*Text block*
While many university foundation scandals focus on dishonesty and illegal actions, Rogers State University (RSU) in Oklahoma had a particularly reprehensible example of university foundation conduct. Bit by Bit Therapeutic Riding Center, a nonprofit organization dedicated to equestrian therapy for special-needs children, filed a lawsuit against RSU’s foundation in 2017 for fraud, accusing it of attempting to manipulate the nonprofit out of several million dollars.

The situation started in 2004 when Bit by Bit was a department of RSU. A supporter of Bit by Bit donated 60 acres of land to RSU for Bit by Bit’s use. In 2013, Bit by Bit became independent. However, after the split between RSU and the charity, school officials decided to sell the land to its foundation for $1.1 million.

*Listed records*

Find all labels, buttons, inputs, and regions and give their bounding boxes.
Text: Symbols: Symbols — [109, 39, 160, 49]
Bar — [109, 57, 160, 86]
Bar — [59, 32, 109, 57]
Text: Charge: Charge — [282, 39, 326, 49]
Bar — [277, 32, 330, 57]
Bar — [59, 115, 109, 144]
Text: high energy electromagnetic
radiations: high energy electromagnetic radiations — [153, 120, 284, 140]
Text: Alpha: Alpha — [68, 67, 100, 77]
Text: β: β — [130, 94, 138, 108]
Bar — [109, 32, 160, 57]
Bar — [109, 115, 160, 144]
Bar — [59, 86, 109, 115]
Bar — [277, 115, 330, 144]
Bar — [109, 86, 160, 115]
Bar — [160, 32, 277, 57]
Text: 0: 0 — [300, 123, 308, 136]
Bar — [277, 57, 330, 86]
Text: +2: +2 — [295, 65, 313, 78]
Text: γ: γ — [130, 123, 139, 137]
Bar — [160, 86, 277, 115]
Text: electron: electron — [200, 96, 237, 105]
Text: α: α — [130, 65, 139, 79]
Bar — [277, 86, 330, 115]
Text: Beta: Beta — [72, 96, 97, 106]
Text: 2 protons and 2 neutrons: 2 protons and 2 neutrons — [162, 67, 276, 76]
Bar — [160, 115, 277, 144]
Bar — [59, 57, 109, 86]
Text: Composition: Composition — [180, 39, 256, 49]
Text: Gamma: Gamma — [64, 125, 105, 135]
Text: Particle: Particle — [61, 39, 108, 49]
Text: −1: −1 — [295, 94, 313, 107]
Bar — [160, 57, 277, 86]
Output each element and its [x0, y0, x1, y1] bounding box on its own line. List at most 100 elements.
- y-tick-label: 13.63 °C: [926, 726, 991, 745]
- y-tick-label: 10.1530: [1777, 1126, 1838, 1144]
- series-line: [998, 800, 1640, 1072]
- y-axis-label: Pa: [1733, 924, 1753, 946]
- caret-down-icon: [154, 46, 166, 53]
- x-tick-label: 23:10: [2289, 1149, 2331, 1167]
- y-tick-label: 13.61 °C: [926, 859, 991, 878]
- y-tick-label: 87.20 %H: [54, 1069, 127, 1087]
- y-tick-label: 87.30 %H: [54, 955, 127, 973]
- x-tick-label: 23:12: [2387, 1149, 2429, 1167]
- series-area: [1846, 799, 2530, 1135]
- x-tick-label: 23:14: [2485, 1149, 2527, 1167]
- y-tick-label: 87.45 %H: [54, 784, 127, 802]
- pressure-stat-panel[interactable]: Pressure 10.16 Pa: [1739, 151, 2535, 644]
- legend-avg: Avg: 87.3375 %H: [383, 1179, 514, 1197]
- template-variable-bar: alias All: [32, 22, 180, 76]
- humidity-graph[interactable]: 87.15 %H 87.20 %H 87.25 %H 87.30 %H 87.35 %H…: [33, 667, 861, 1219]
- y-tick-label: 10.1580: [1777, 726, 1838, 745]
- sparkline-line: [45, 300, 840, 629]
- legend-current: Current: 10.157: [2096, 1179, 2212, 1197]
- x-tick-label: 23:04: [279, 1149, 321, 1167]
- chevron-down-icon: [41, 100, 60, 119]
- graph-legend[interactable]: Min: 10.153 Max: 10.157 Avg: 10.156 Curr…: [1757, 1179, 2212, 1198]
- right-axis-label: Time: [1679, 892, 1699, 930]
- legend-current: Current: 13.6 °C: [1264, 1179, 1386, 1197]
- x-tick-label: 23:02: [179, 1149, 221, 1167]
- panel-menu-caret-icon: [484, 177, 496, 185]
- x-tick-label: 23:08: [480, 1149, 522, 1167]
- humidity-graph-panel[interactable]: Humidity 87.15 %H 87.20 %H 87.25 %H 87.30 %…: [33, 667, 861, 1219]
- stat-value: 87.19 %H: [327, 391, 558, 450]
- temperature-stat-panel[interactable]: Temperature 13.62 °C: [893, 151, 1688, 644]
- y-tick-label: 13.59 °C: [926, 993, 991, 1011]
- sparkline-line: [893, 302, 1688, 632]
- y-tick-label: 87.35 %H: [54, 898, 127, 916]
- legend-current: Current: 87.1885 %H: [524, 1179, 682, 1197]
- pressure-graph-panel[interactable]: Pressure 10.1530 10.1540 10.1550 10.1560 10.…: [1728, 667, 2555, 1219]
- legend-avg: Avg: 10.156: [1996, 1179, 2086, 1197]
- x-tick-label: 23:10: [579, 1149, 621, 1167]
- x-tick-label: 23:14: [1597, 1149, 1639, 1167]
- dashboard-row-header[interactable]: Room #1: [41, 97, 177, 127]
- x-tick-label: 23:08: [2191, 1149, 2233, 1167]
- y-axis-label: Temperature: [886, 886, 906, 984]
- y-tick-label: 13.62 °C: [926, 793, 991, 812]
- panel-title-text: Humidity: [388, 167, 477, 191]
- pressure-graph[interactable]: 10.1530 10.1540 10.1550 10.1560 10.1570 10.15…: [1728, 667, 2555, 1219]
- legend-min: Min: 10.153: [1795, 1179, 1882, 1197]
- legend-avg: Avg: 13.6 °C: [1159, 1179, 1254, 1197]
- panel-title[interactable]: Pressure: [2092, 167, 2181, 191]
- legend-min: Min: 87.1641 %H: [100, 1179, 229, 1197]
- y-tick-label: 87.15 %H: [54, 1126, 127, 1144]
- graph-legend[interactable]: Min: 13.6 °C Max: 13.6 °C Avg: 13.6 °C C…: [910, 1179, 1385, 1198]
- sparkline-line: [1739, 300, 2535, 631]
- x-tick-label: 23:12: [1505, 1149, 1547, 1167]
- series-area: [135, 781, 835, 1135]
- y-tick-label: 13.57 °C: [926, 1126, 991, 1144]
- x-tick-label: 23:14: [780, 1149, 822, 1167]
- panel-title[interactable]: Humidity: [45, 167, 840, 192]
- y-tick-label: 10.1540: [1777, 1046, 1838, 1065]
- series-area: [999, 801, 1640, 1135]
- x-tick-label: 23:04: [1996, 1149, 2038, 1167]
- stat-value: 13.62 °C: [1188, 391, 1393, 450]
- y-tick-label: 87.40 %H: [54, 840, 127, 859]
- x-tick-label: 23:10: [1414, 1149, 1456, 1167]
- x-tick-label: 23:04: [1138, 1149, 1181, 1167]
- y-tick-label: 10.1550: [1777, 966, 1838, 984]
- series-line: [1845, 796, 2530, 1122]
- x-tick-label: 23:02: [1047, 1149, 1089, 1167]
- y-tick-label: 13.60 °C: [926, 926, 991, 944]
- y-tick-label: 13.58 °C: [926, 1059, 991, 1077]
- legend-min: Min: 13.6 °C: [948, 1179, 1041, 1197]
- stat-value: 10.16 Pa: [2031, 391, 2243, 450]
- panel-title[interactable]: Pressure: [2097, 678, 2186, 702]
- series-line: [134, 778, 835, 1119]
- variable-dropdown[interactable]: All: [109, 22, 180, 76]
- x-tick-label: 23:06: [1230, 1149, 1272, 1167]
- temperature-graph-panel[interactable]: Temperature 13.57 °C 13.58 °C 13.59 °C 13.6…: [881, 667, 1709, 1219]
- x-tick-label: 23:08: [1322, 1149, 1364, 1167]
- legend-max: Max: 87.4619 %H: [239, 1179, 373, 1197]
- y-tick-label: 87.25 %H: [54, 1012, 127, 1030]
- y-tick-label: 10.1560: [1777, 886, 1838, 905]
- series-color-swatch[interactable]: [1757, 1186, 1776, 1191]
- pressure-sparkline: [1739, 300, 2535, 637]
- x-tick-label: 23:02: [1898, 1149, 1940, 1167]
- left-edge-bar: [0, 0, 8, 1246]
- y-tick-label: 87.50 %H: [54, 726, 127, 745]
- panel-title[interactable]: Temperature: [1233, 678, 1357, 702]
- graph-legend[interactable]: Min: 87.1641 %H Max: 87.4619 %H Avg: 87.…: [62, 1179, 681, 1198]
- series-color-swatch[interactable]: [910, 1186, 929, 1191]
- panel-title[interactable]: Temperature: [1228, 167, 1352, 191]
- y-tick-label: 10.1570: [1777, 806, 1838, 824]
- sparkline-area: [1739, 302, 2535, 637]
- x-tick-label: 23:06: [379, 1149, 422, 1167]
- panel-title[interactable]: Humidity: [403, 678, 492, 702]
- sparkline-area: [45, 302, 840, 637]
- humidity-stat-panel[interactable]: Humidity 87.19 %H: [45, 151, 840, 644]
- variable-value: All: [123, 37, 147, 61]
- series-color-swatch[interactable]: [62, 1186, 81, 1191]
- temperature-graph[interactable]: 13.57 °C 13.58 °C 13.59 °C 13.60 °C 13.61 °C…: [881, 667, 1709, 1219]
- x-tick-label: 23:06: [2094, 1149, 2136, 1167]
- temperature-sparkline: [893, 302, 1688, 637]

*Activities*
- 1) In the text about the Rogers State University foundation lawsuit, how many acres of land did a supporter give to RSU for Bit by Bit's use?
- 2) Carry on the text about the Bit by Bit lawsuit against the Rogers State University foundation, starting after its last sentence.
The lines above come from a different source than the text about the Rogers State University foundation.

*Numbered responses*
- 1) 60 acres.

- 2)
The foundation proposed a deal in which Bit by Bit could use the land if they raised $1.3 million for the foundation, with the foundation’s assistance. Eventually, Bit by Bit raised $960,210 in donations and pledges as of March 2017. (The charity alleges in the lawsuit that the foundation did not provide the promised assistance in raising the funds). During the fundraising process, the vice president of development for RSU, Maynard Phillips—who devised the plan to have Bit by Bit raise funds so they could continue using the land—told Bit by Bit’s director that she was “lucky” to have his help in keeping the property available to them.

But not every university foundation scandal includes illegal or unethical behavior; sometimes, their actions are simply wasteful. Often, university presidents gain undue rewards, such as at Florida Atlantic University. In 2002 the foundation’s director gave President Anthony Catanese funds to purchase a $42,000 Corvette, circumventing executive board rules. Funds for the car were given when the director “arranged to channel the money [for the car] through a decorating firm, cloaking it as a consulting fee for [Catanese]’s wife.”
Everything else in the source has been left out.